* _EXERCISE DIRECTIONS_
Verbatim copy without images: return all of the data as it stands.

--- SOURCE DATA ---

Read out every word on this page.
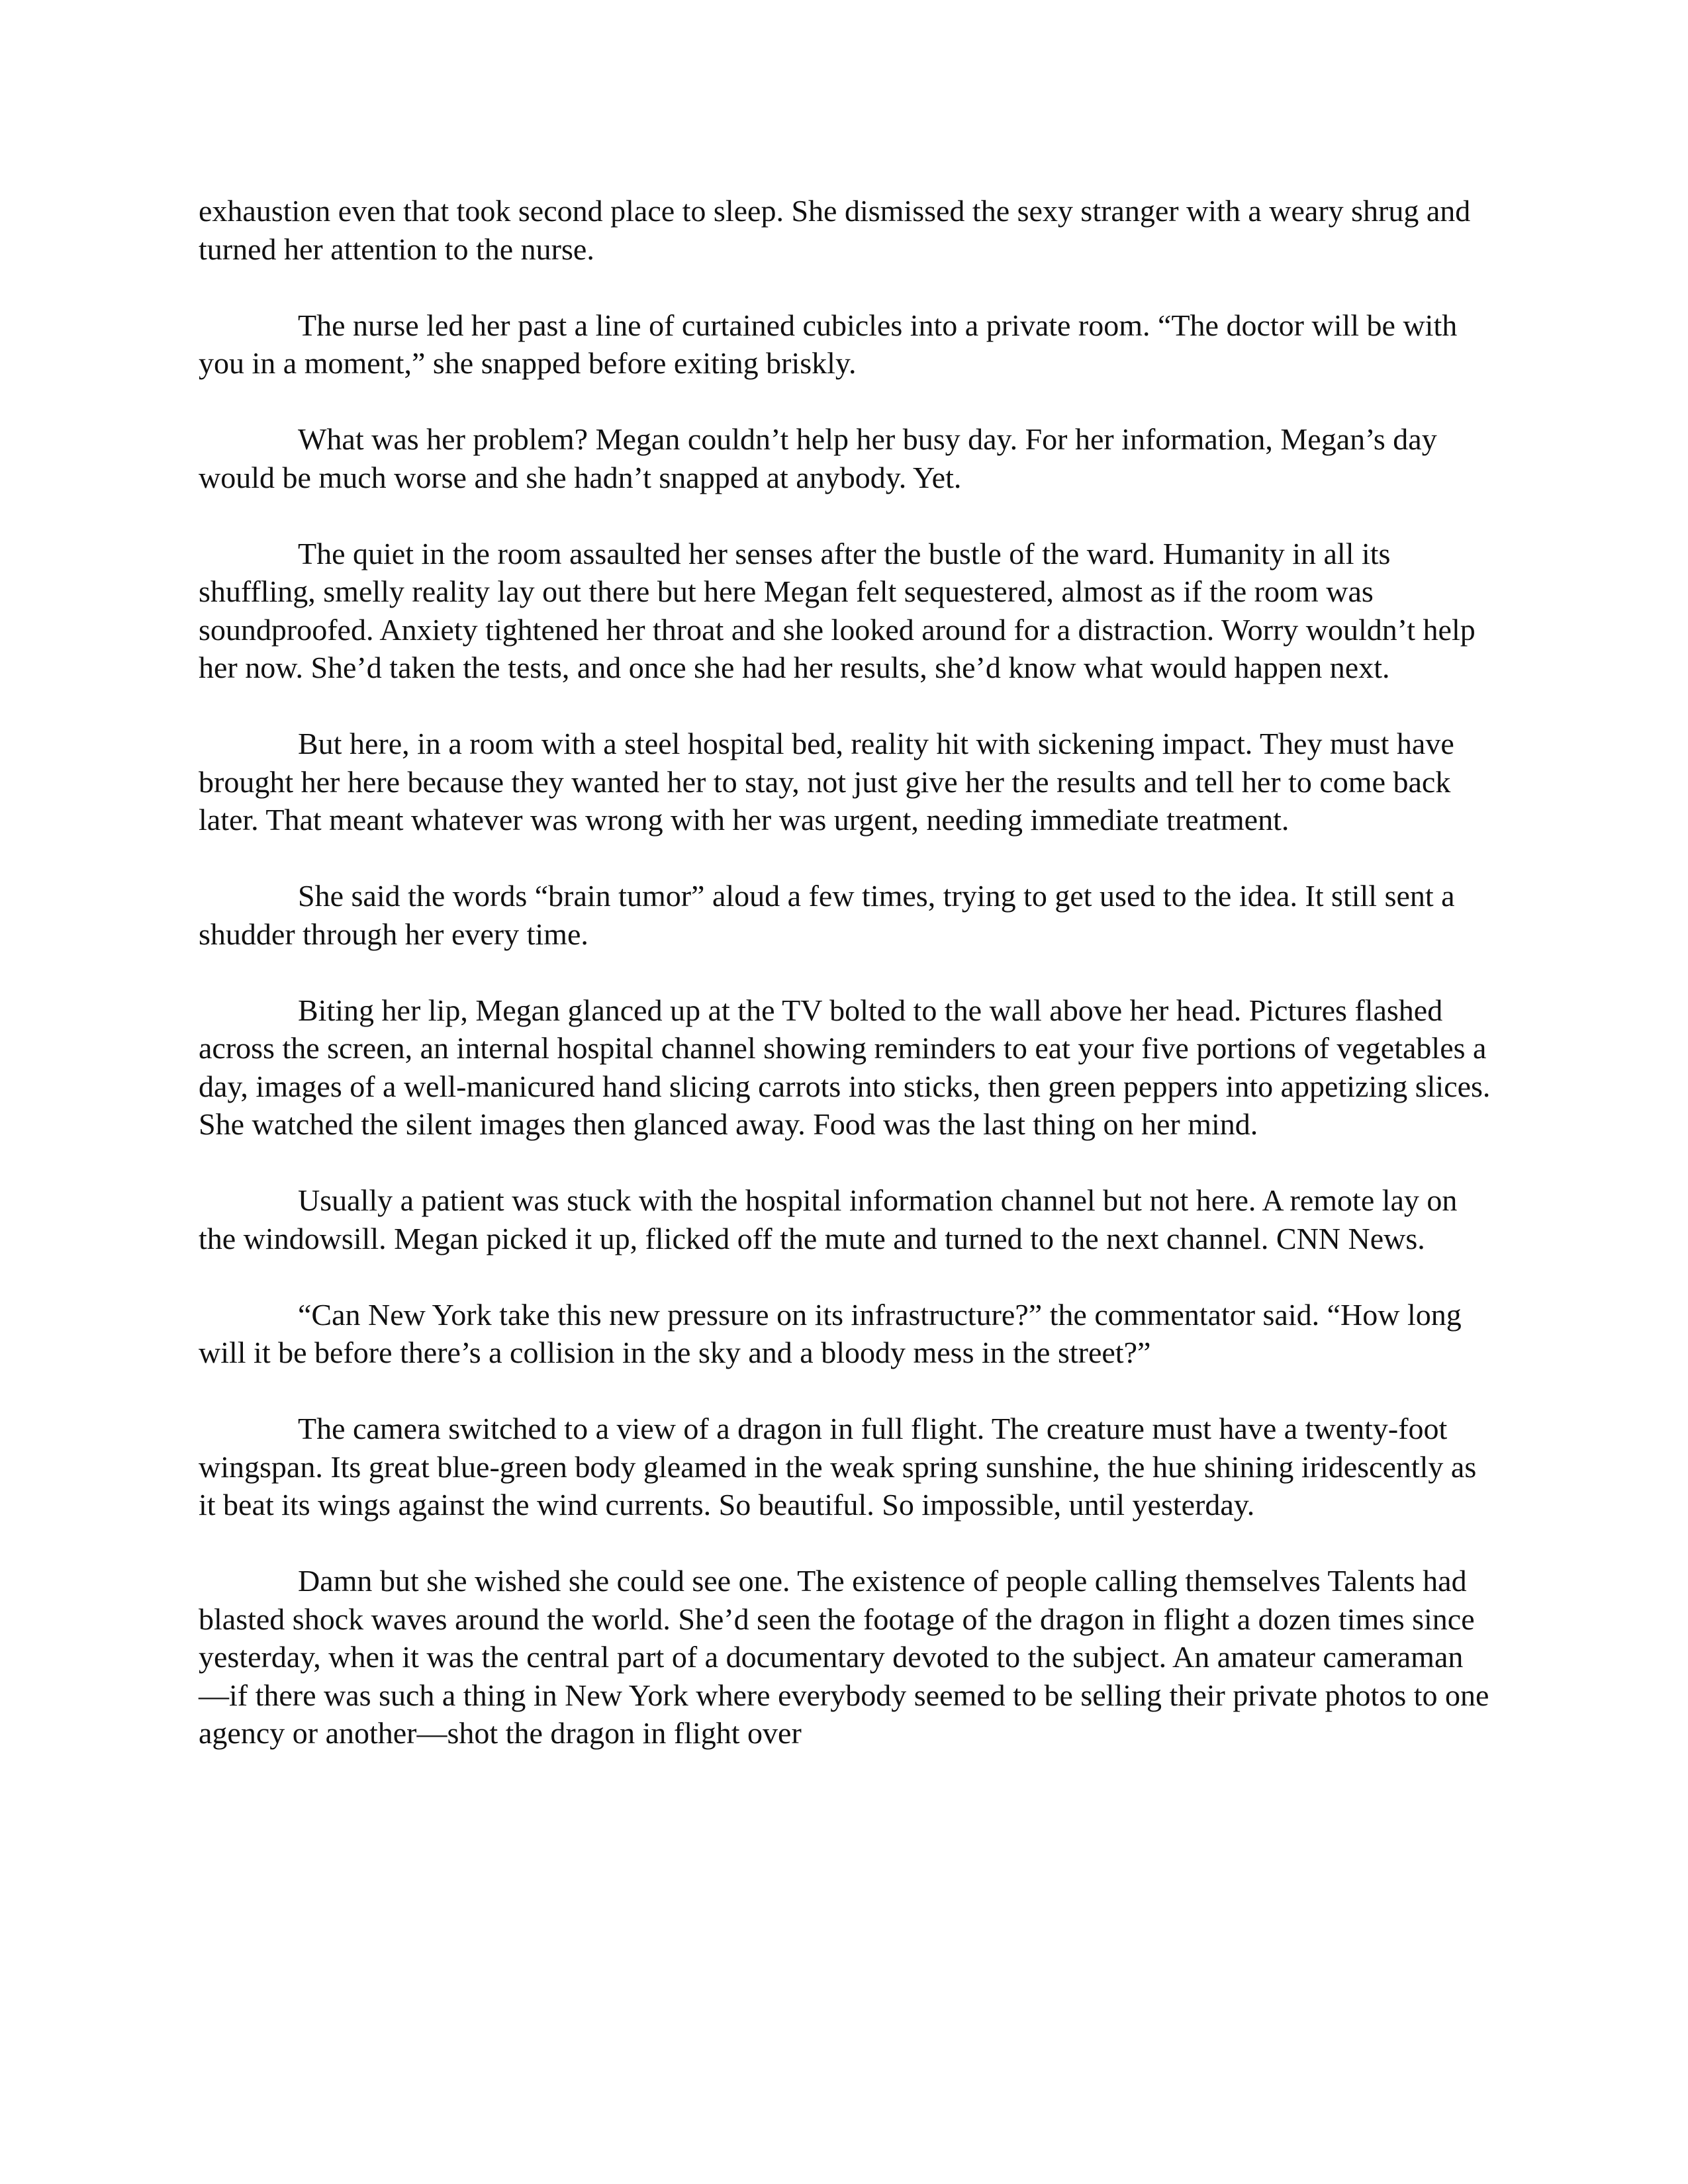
exhaustion even that took second place to sleep. She dismissed the sexy stranger with a weary shrug and turned her attention to the nurse.

The nurse led her past a line of curtained cubicles into a private room. “The doctor will be with you in a moment,” she snapped before exiting briskly.

What was her problem? Megan couldn’t help her busy day. For her information, Megan’s day would be much worse and she hadn’t snapped at anybody. Yet.

The quiet in the room assaulted her senses after the bustle of the ward. Humanity in all its shuffling, smelly reality lay out there but here Megan felt sequestered, almost as if the room was soundproofed. Anxiety tightened her throat and she looked around for a distraction. Worry wouldn’t help her now. She’d taken the tests, and once she had her results, she’d know what would happen next.

But here, in a room with a steel hospital bed, reality hit with sickening impact. They must have brought her here because they wanted her to stay, not just give her the results and tell her to come back later. That meant whatever was wrong with her was urgent, needing immediate treatment.

She said the words “brain tumor” aloud a few times, trying to get used to the idea. It still sent a shudder through her every time.

Biting her lip, Megan glanced up at the TV bolted to the wall above her head. Pictures flashed across the screen, an internal hospital channel showing reminders to eat your five portions of vegetables a day, images of a well-manicured hand slicing carrots into sticks, then green peppers into appetizing slices. She watched the silent images then glanced away. Food was the last thing on her mind.

Usually a patient was stuck with the hospital information channel but not here. A remote lay on the windowsill. Megan picked it up, flicked off the mute and turned to the next channel. CNN News.

“Can New York take this new pressure on its infrastructure?” the commentator said. “How long will it be before there’s a collision in the sky and a bloody mess in the street?”

The camera switched to a view of a dragon in full flight. The creature must have a twenty-foot wingspan. Its great blue-green body gleamed in the weak spring sunshine, the hue shining iridescently as it beat its wings against the wind currents. So beautiful. So impossible, until yesterday.

Damn but she wished she could see one. The existence of people calling themselves Talents had blasted shock waves around the world. She’d seen the footage of the dragon in flight a dozen times since yesterday, when it was the central part of a documentary devoted to the subject. An amateur cameraman—if there was such a thing in New York where everybody seemed to be selling their private photos to one agency or another—shot the dragon in flight over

---

* _RESPONSE_
Read out every word on this page.
exhaustion even that took second place to sleep. She dismissed the sexy stranger with a weary shrug and turned her attention to the nurse.

The nurse led her past a line of curtained cubicles into a private room. “The doctor will be with you in a moment,” she snapped before exiting briskly.

What was her problem? Megan couldn’t help her busy day. For her information, Megan’s day would be much worse and she hadn’t snapped at anybody. Yet.

The quiet in the room assaulted her senses after the bustle of the ward. Humanity in all its shuffling, smelly reality lay out there but here Megan felt sequestered, almost as if the room was soundproofed. Anxiety tightened her throat and she looked around for a distraction. Worry wouldn’t help her now. She’d taken the tests, and once she had her results, she’d know what would happen next.

But here, in a room with a steel hospital bed, reality hit with sickening impact. They must have brought her here because they wanted her to stay, not just give her the results and tell her to come back later. That meant whatever was wrong with her was urgent, needing immediate treatment.

She said the words “brain tumor” aloud a few times, trying to get used to the idea. It still sent a shudder through her every time.

Biting her lip, Megan glanced up at the TV bolted to the wall above her head. Pictures flashed across the screen, an internal hospital channel showing reminders to eat your five portions of vegetables a day, images of a well-manicured hand slicing carrots into sticks, then green peppers into appetizing slices. She watched the silent images then glanced away. Food was the last thing on her mind.

Usually a patient was stuck with the hospital information channel but not here. A remote lay on the windowsill. Megan picked it up, flicked off the mute and turned to the next channel. CNN News.

“Can New York take this new pressure on its infrastructure?” the commentator said. “How long will it be before there’s a collision in the sky and a bloody mess in the street?”

The camera switched to a view of a dragon in full flight. The creature must have a twenty-foot wingspan. Its great blue-green body gleamed in the weak spring sunshine, the hue shining iridescently as it beat its wings against the wind currents. So beautiful. So impossible, until yesterday.

Damn but she wished she could see one. The existence of people calling themselves Talents had blasted shock waves around the world. She’d seen the footage of the dragon in flight a dozen times since yesterday, when it was the central part of a documentary devoted to the subject. An amateur cameraman—if there was such a thing in New York where everybody seemed to be selling their private photos to one agency or another—shot the dragon in flight over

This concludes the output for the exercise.